● Work to be completed:
Write out every entry word for word.

Dataset excerpts
────────────────────────────────────────

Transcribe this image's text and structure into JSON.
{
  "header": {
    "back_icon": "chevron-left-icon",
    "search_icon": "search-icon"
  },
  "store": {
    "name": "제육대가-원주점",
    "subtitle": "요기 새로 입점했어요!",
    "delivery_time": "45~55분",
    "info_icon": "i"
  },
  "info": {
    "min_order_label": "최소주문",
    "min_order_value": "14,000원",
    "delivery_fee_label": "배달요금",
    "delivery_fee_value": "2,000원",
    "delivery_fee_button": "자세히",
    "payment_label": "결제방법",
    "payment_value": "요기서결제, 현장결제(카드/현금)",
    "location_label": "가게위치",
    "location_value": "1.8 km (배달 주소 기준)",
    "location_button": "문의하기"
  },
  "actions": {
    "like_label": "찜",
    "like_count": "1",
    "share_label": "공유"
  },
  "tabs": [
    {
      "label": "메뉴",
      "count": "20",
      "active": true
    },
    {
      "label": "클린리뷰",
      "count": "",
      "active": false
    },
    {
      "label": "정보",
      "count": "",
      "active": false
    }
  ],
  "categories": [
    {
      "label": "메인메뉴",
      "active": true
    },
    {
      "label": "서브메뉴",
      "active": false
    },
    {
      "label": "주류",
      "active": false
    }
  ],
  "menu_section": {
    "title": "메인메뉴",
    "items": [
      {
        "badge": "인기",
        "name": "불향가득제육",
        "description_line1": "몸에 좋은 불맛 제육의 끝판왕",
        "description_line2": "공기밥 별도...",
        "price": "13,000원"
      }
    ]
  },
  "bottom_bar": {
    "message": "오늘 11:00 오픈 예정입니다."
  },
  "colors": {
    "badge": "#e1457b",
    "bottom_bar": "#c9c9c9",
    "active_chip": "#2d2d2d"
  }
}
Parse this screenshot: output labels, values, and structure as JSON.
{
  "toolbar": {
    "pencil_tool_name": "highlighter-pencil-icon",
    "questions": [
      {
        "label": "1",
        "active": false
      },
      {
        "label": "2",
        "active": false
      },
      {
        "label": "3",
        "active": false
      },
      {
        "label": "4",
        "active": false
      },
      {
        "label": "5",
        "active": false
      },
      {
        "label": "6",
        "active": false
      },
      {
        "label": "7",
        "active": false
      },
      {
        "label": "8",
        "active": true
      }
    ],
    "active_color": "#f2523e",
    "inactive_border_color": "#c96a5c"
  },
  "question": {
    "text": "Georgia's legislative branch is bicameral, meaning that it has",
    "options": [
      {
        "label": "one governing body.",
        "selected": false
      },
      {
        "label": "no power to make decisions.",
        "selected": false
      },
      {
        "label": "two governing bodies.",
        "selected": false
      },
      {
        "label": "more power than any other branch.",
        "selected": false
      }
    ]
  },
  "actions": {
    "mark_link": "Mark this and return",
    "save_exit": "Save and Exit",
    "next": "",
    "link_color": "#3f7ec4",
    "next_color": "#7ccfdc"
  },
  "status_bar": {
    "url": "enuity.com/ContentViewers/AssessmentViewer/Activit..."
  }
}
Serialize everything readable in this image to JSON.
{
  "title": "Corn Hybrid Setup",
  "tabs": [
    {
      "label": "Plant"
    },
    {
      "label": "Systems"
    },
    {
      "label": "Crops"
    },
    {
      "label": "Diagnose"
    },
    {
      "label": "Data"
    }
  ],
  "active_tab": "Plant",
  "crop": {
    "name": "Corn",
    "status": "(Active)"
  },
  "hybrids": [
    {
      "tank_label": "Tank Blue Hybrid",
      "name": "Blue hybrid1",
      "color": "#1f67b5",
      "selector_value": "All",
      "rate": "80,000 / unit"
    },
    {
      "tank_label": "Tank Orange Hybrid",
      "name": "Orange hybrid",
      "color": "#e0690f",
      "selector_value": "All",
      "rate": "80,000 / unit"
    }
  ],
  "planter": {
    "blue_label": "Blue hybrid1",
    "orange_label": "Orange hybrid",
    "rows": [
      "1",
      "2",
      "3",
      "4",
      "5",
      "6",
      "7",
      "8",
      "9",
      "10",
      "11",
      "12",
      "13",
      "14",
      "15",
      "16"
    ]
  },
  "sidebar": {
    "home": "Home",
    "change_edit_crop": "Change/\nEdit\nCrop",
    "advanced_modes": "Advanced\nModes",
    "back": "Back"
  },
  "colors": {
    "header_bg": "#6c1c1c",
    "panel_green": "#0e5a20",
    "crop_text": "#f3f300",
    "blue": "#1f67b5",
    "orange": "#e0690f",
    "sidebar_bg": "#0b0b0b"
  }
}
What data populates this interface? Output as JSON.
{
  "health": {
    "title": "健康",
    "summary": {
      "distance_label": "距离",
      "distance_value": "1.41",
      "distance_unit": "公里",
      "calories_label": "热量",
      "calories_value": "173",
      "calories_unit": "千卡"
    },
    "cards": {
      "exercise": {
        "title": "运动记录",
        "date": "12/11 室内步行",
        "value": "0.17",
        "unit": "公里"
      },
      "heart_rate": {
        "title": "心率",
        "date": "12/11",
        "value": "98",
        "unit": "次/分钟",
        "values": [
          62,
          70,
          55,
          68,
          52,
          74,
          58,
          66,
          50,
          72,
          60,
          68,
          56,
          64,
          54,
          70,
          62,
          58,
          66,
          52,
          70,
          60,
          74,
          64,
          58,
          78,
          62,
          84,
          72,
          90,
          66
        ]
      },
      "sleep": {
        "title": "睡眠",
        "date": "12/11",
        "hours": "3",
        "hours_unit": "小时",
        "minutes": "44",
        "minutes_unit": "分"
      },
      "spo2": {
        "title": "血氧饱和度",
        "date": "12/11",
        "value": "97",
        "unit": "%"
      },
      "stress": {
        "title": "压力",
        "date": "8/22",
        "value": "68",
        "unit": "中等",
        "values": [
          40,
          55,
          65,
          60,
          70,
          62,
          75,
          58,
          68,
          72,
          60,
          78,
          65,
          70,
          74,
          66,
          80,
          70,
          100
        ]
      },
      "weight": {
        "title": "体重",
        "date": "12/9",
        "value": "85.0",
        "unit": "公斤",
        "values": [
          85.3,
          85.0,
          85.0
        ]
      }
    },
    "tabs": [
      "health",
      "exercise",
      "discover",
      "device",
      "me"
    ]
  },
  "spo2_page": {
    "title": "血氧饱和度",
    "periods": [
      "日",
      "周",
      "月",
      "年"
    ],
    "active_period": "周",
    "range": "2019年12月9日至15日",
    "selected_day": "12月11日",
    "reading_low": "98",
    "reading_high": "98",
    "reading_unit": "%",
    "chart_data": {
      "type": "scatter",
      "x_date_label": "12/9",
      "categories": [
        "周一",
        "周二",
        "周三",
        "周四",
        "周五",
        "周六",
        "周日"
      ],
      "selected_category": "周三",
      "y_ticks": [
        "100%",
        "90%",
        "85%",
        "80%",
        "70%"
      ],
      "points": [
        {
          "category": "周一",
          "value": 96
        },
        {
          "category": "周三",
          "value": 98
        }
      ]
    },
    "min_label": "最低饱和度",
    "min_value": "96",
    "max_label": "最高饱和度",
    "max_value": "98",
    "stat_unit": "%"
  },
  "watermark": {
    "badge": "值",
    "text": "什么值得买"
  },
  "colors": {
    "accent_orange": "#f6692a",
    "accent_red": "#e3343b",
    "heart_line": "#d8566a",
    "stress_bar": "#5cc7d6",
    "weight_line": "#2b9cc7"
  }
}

────────────────────────────────────────

● Result of this exercise:
Transcribe this image's text and structure into JSON.
{
  "header": {
    "back_icon": "chevron-left-icon",
    "search_icon": "search-icon"
  },
  "store": {
    "name": "제육대가-원주점",
    "subtitle": "요기 새로 입점했어요!",
    "delivery_time": "45~55분",
    "info_icon": "i"
  },
  "info": {
    "min_order_label": "최소주문",
    "min_order_value": "14,000원",
    "delivery_fee_label": "배달요금",
    "delivery_fee_value": "2,000원",
    "delivery_fee_button": "자세히",
    "payment_label": "결제방법",
    "payment_value": "요기서결제, 현장결제(카드/현금)",
    "location_label": "가게위치",
    "location_value": "1.8 km (배달 주소 기준)",
    "location_button": "문의하기"
  },
  "actions": {
    "like_label": "찜",
    "like_count": "1",
    "share_label": "공유"
  },
  "tabs": [
    {
      "label": "메뉴",
      "count": "20",
      "active": true
    },
    {
      "label": "클린리뷰",
      "count": "",
      "active": false
    },
    {
      "label": "정보",
      "count": "",
      "active": false
    }
  ],
  "categories": [
    {
      "label": "메인메뉴",
      "active": true
    },
    {
      "label": "서브메뉴",
      "active": false
    },
    {
      "label": "주류",
      "active": false
    }
  ],
  "menu_section": {
    "title": "메인메뉴",
    "items": [
      {
        "badge": "인기",
        "name": "불향가득제육",
        "description_line1": "몸에 좋은 불맛 제육의 끝판왕",
        "description_line2": "공기밥 별도...",
        "price": "13,000원"
      }
    ]
  },
  "bottom_bar": {
    "message": "오늘 11:00 오픈 예정입니다."
  },
  "colors": {
    "badge": "#e1457b",
    "bottom_bar": "#c9c9c9",
    "active_chip": "#2d2d2d"
  }
}
Parse this screenshot: output labels, values, and structure as JSON.
{
  "toolbar": {
    "pencil_tool_name": "highlighter-pencil-icon",
    "questions": [
      {
        "label": "1",
        "active": false
      },
      {
        "label": "2",
        "active": false
      },
      {
        "label": "3",
        "active": false
      },
      {
        "label": "4",
        "active": false
      },
      {
        "label": "5",
        "active": false
      },
      {
        "label": "6",
        "active": false
      },
      {
        "label": "7",
        "active": false
      },
      {
        "label": "8",
        "active": true
      }
    ],
    "active_color": "#f2523e",
    "inactive_border_color": "#c96a5c"
  },
  "question": {
    "text": "Georgia's legislative branch is bicameral, meaning that it has",
    "options": [
      {
        "label": "one governing body.",
        "selected": false
      },
      {
        "label": "no power to make decisions.",
        "selected": false
      },
      {
        "label": "two governing bodies.",
        "selected": false
      },
      {
        "label": "more power than any other branch.",
        "selected": false
      }
    ]
  },
  "actions": {
    "mark_link": "Mark this and return",
    "save_exit": "Save and Exit",
    "next": "",
    "link_color": "#3f7ec4",
    "next_color": "#7ccfdc"
  },
  "status_bar": {
    "url": "enuity.com/ContentViewers/AssessmentViewer/Activit..."
  }
}
Serialize everything readable in this image to JSON.
{
  "title": "Corn Hybrid Setup",
  "tabs": [
    {
      "label": "Plant"
    },
    {
      "label": "Systems"
    },
    {
      "label": "Crops"
    },
    {
      "label": "Diagnose"
    },
    {
      "label": "Data"
    }
  ],
  "active_tab": "Plant",
  "crop": {
    "name": "Corn",
    "status": "(Active)"
  },
  "hybrids": [
    {
      "tank_label": "Tank Blue Hybrid",
      "name": "Blue hybrid1",
      "color": "#1f67b5",
      "selector_value": "All",
      "rate": "80,000 / unit"
    },
    {
      "tank_label": "Tank Orange Hybrid",
      "name": "Orange hybrid",
      "color": "#e0690f",
      "selector_value": "All",
      "rate": "80,000 / unit"
    }
  ],
  "planter": {
    "blue_label": "Blue hybrid1",
    "orange_label": "Orange hybrid",
    "rows": [
      "1",
      "2",
      "3",
      "4",
      "5",
      "6",
      "7",
      "8",
      "9",
      "10",
      "11",
      "12",
      "13",
      "14",
      "15",
      "16"
    ]
  },
  "sidebar": {
    "home": "Home",
    "change_edit_crop": "Change/\nEdit\nCrop",
    "advanced_modes": "Advanced\nModes",
    "back": "Back"
  },
  "colors": {
    "header_bg": "#6c1c1c",
    "panel_green": "#0e5a20",
    "crop_text": "#f3f300",
    "blue": "#1f67b5",
    "orange": "#e0690f",
    "sidebar_bg": "#0b0b0b"
  }
}
What data populates this interface? Output as JSON.
{
  "health": {
    "title": "健康",
    "summary": {
      "distance_label": "距离",
      "distance_value": "1.41",
      "distance_unit": "公里",
      "calories_label": "热量",
      "calories_value": "173",
      "calories_unit": "千卡"
    },
    "cards": {
      "exercise": {
        "title": "运动记录",
        "date": "12/11 室内步行",
        "value": "0.17",
        "unit": "公里"
      },
      "heart_rate": {
        "title": "心率",
        "date": "12/11",
        "value": "98",
        "unit": "次/分钟",
        "values": [
          62,
          70,
          55,
          68,
          52,
          74,
          58,
          66,
          50,
          72,
          60,
          68,
          56,
          64,
          54,
          70,
          62,
          58,
          66,
          52,
          70,
          60,
          74,
          64,
          58,
          78,
          62,
          84,
          72,
          90,
          66
        ]
      },
      "sleep": {
        "title": "睡眠",
        "date": "12/11",
        "hours": "3",
        "hours_unit": "小时",
        "minutes": "44",
        "minutes_unit": "分"
      },
      "spo2": {
        "title": "血氧饱和度",
        "date": "12/11",
        "value": "97",
        "unit": "%"
      },
      "stress": {
        "title": "压力",
        "date": "8/22",
        "value": "68",
        "unit": "中等",
        "values": [
          40,
          55,
          65,
          60,
          70,
          62,
          75,
          58,
          68,
          72,
          60,
          78,
          65,
          70,
          74,
          66,
          80,
          70,
          100
        ]
      },
      "weight": {
        "title": "体重",
        "date": "12/9",
        "value": "85.0",
        "unit": "公斤",
        "values": [
          85.3,
          85.0,
          85.0
        ]
      }
    },
    "tabs": [
      "health",
      "exercise",
      "discover",
      "device",
      "me"
    ]
  },
  "spo2_page": {
    "title": "血氧饱和度",
    "periods": [
      "日",
      "周",
      "月",
      "年"
    ],
    "active_period": "周",
    "range": "2019年12月9日至15日",
    "selected_day": "12月11日",
    "reading_low": "98",
    "reading_high": "98",
    "reading_unit": "%",
    "chart_data": {
      "type": "scatter",
      "x_date_label": "12/9",
      "categories": [
        "周一",
        "周二",
        "周三",
        "周四",
        "周五",
        "周六",
        "周日"
      ],
      "selected_category": "周三",
      "y_ticks": [
        "100%",
        "90%",
        "85%",
        "80%",
        "70%"
      ],
      "points": [
        {
          "category": "周一",
          "value": 96
        },
        {
          "category": "周三",
          "value": 98
        }
      ]
    },
    "min_label": "最低饱和度",
    "min_value": "96",
    "max_label": "最高饱和度",
    "max_value": "98",
    "stat_unit": "%"
  },
  "watermark": {
    "badge": "值",
    "text": "什么值得买"
  },
  "colors": {
    "accent_orange": "#f6692a",
    "accent_red": "#e3343b",
    "heart_line": "#d8566a",
    "stress_bar": "#5cc7d6",
    "weight_line": "#2b9cc7"
  }
}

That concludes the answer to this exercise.